Records from a collection:
════

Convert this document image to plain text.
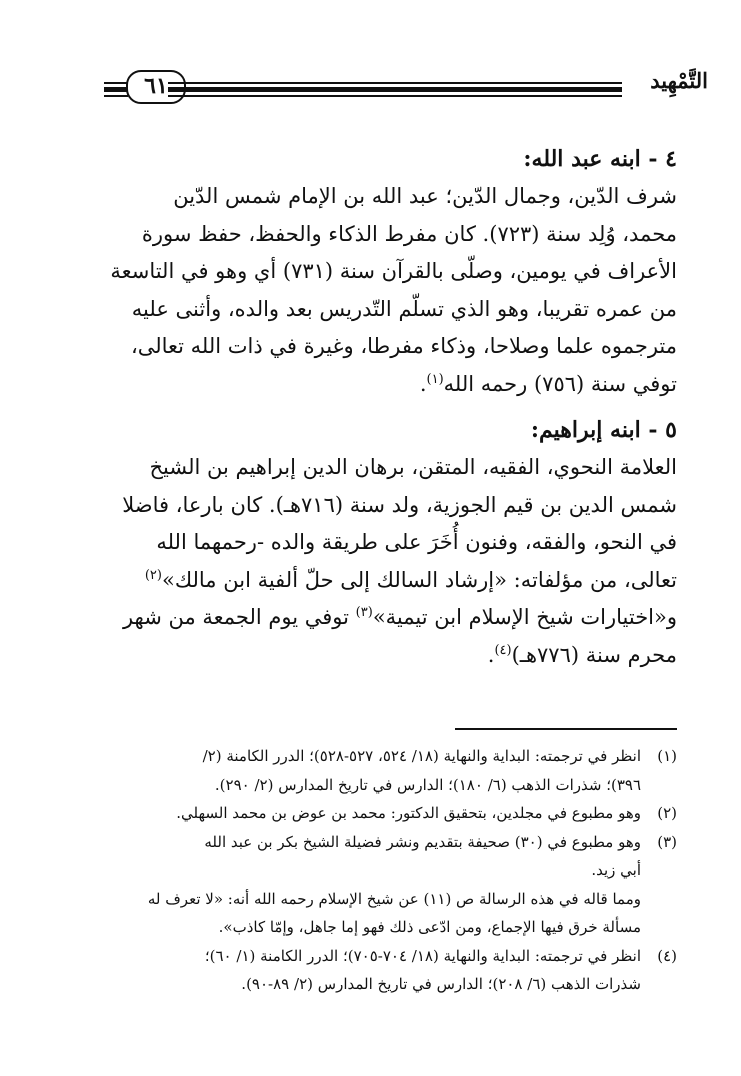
٦١	التَّمْهِيد
٤ - ابنه عبد الله:

شرف الدّين، وجمال الدّين؛ عبد الله بن الإمام شمس الدّين
محمد، وُلِد سنة (٧٢٣). كان مفرط الذكاء والحفظ، حفظ سورة
الأعراف في يومين، وصلّى بالقرآن سنة (٧٣١) أي وهو في التاسعة
من عمره تقريبا، وهو الذي تسلّم التّدريس بعد والده، وأثنى عليه
مترجموه علما وصلاحا، وذكاء مفرطا، وغيرة في ذات الله تعالى،
توفي سنة (٧٥٦) رحمه الله$^{(١)}$.

٥ - ابنه إبراهيم:

العلامة النحوي، الفقيه، المتقن، برهان الدين إبراهيم بن الشيخ
شمس الدين بن قيم الجوزية، ولد سنة (٧١٦هـ). كان بارعا، فاضلا
في النحو، والفقه، وفنون أُخَرَ على طريقة والده -رحمهما الله
تعالى، من مؤلفاته: «إرشاد السالك إلى حلّ ألفية ابن مالك»$^{(٢)}$
و«اختيارات شيخ الإسلام ابن تيمية»$^{(٣)}$ توفي يوم الجمعة من شهر
محرم سنة (٧٧٦هـ)$^{(٤)}$.

(١)
انظر في ترجمته: البداية والنهاية (١٨/ ٥٢٤، ٥٢٧-٥٢٨)؛ الدرر الكامنة (٢/
٣٩٦)؛ شذرات الذهب (٦/ ١٨٠)؛ الدارس في تاريخ المدارس (٢/ ٢٩٠).
(٢)
وهو مطبوع في مجلدين، بتحقيق الدكتور: محمد بن عوض بن محمد السهلي.
(٣)
وهو مطبوع في (٣٠) صحيفة بتقديم ونشر فضيلة الشيخ بكر بن عبد الله
أبي زيد.
ومما قاله في هذه الرسالة ص (١١) عن شيخ الإسلام رحمه الله أنه: «لا تعرف له
مسألة خرق فيها الإجماع، ومن ادّعى ذلك فهو إما جاهل، وإمّا كاذب».
(٤)
انظر في ترجمته: البداية والنهاية (١٨/ ٧٠٤-٧٠٥)؛ الدرر الكامنة (١/ ٦٠)؛
شذرات الذهب (٦/ ٢٠٨)؛ الدارس في تاريخ المدارس (٢/ ٨٩-٩٠).
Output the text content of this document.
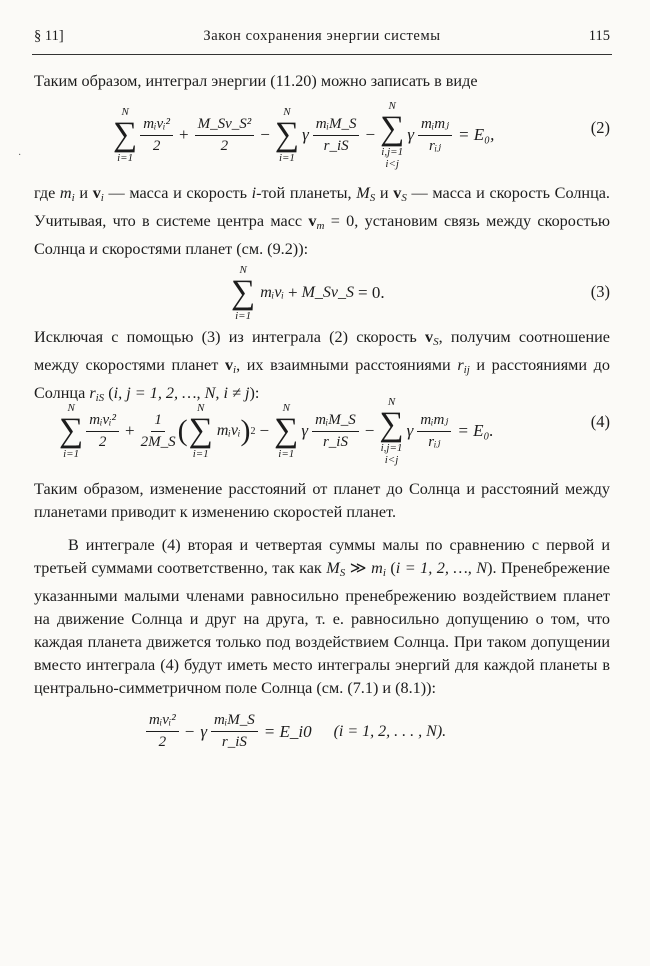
§ 11]	Закон сохранения энергии системы	115
Таким образом, интеграл энергии (11.20) можно записать в виде
N
∑
i=1
$\frac{\text{mᵢvᵢ²}}{2} + \frac{\text{M\_Sv\_S²}}{2}$ −
N
∑
i=1
γ $\frac{\text{mᵢM\_S}}{r\_iS}$ −
N
∑
i,j=1
i<j
γ $\frac{\text{mᵢmⱼ}}{\text{rᵢⱼ}} = E_0$,	(2)
·
где $m_i$ и $v_i$ — масса и скорость i-той планеты, $M_S$ и $v_S$ — масса и скорость Солнца. Учитывая, что в системе центра масс $v_m = 0$, установим связь между скоростью Солнца и скоростями планет (см. (9.2)):
N
∑
i=1
mᵢvᵢ + M_Sv_S = 0.	(3)
Исключая с помощью (3) из интеграла (2) скорость $v_S$, получим соотношение между скоростями планет $v_i$, их взаимными расстояниями $r_{ij}$ и расстояниями до Солнца $r_{iS}$ (i, j = 1, 2, …, N, i ≠ j):
N
∑
i=1
$\frac{\text{mᵢvᵢ²}}{2} + \frac{1}{2M\_S}$ (
N
∑
i=1
mᵢvᵢ ) 2 −
N
∑
i=1
γ $\frac{\text{mᵢM\_S}}{r\_iS}$ −
N
∑
i,j=1
i<j
γ $\frac{\text{mᵢmⱼ}}{\text{rᵢⱼ}} = E_0$.	(4)
Таким образом, изменение расстояний от планет до Солнца и расстояний между планетами приводит к изменению скоростей планет.
В интеграле (4) вторая и четвертая суммы малы по сравнению с первой и третьей суммами соответственно, так как $M_S$ ≫ $m_i$ (i = 1, 2, …, N). Пренебрежение указанными малыми членами равносильно пренебрежению воздействием планет на движение Солнца и друг на друга, т. е. равносильно допущению о том, что каждая планета движется только под воздействием Солнца. При таком допущении вместо интеграла (4) будут иметь место интегралы энергий для каждой планеты в центрально-симметричном поле Солнца (см. (7.1) и (8.1)):
$\frac{\text{mᵢvᵢ²}}{2} - \gamma \frac{\text{mᵢM\_S}}{r\_iS}$ = E_i0 (i = 1, 2, . . . , N).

════

Task requirements: Leave out the pictures, and give all the records again exactly.

Response to the exercise:
Convert this document image to plain text.
٦١	التَّمْهِيد
٤ - ابنه عبد الله:

شرف الدّين، وجمال الدّين؛ عبد الله بن الإمام شمس الدّين
محمد، وُلِد سنة (٧٢٣). كان مفرط الذكاء والحفظ، حفظ سورة
الأعراف في يومين، وصلّى بالقرآن سنة (٧٣١) أي وهو في التاسعة
من عمره تقريبا، وهو الذي تسلّم التّدريس بعد والده، وأثنى عليه
مترجموه علما وصلاحا، وذكاء مفرطا، وغيرة في ذات الله تعالى،
توفي سنة (٧٥٦) رحمه الله$^{(١)}$.

٥ - ابنه إبراهيم:

العلامة النحوي، الفقيه، المتقن، برهان الدين إبراهيم بن الشيخ
شمس الدين بن قيم الجوزية، ولد سنة (٧١٦هـ). كان بارعا، فاضلا
في النحو، والفقه، وفنون أُخَرَ على طريقة والده -رحمهما الله
تعالى، من مؤلفاته: «إرشاد السالك إلى حلّ ألفية ابن مالك»$^{(٢)}$
و«اختيارات شيخ الإسلام ابن تيمية»$^{(٣)}$ توفي يوم الجمعة من شهر
محرم سنة (٧٧٦هـ)$^{(٤)}$.

(١)
انظر في ترجمته: البداية والنهاية (١٨/ ٥٢٤، ٥٢٧-٥٢٨)؛ الدرر الكامنة (٢/
٣٩٦)؛ شذرات الذهب (٦/ ١٨٠)؛ الدارس في تاريخ المدارس (٢/ ٢٩٠).
(٢)
وهو مطبوع في مجلدين، بتحقيق الدكتور: محمد بن عوض بن محمد السهلي.
(٣)
وهو مطبوع في (٣٠) صحيفة بتقديم ونشر فضيلة الشيخ بكر بن عبد الله
أبي زيد.
ومما قاله في هذه الرسالة ص (١١) عن شيخ الإسلام رحمه الله أنه: «لا تعرف له
مسألة خرق فيها الإجماع، ومن ادّعى ذلك فهو إما جاهل، وإمّا كاذب».
(٤)
انظر في ترجمته: البداية والنهاية (١٨/ ٧٠٤-٧٠٥)؛ الدرر الكامنة (١/ ٦٠)؛
شذرات الذهب (٦/ ٢٠٨)؛ الدارس في تاريخ المدارس (٢/ ٨٩-٩٠).
Output the text content of this document.
§ 11]	Закон сохранения энергии системы	115
Таким образом, интеграл энергии (11.20) можно записать в виде
N
∑
i=1
$\frac{\text{mᵢvᵢ²}}{2} + \frac{\text{M\_Sv\_S²}}{2}$ −
N
∑
i=1
γ $\frac{\text{mᵢM\_S}}{r\_iS}$ −
N
∑
i,j=1
i<j
γ $\frac{\text{mᵢmⱼ}}{\text{rᵢⱼ}} = E_0$,	(2)
·
где $m_i$ и $v_i$ — масса и скорость i-той планеты, $M_S$ и $v_S$ — масса и скорость Солнца. Учитывая, что в системе центра масс $v_m = 0$, установим связь между скоростью Солнца и скоростями планет (см. (9.2)):
N
∑
i=1
mᵢvᵢ + M_Sv_S = 0.	(3)
Исключая с помощью (3) из интеграла (2) скорость $v_S$, получим соотношение между скоростями планет $v_i$, их взаимными расстояниями $r_{ij}$ и расстояниями до Солнца $r_{iS}$ (i, j = 1, 2, …, N, i ≠ j):
N
∑
i=1
$\frac{\text{mᵢvᵢ²}}{2} + \frac{1}{2M\_S}$ (
N
∑
i=1
mᵢvᵢ ) 2 −
N
∑
i=1
γ $\frac{\text{mᵢM\_S}}{r\_iS}$ −
N
∑
i,j=1
i<j
γ $\frac{\text{mᵢmⱼ}}{\text{rᵢⱼ}} = E_0$.	(4)
Таким образом, изменение расстояний от планет до Солнца и расстояний между планетами приводит к изменению скоростей планет.
В интеграле (4) вторая и четвертая суммы малы по сравнению с первой и третьей суммами соответственно, так как $M_S$ ≫ $m_i$ (i = 1, 2, …, N). Пренебрежение указанными малыми членами равносильно пренебрежению воздействием планет на движение Солнца и друг на друга, т. е. равносильно допущению о том, что каждая планета движется только под воздействием Солнца. При таком допущении вместо интеграла (4) будут иметь место интегралы энергий для каждой планеты в центрально-симметричном поле Солнца (см. (7.1) и (8.1)):
$\frac{\text{mᵢvᵢ²}}{2} - \gamma \frac{\text{mᵢM\_S}}{r\_iS}$ = E_i0 (i = 1, 2, . . . , N).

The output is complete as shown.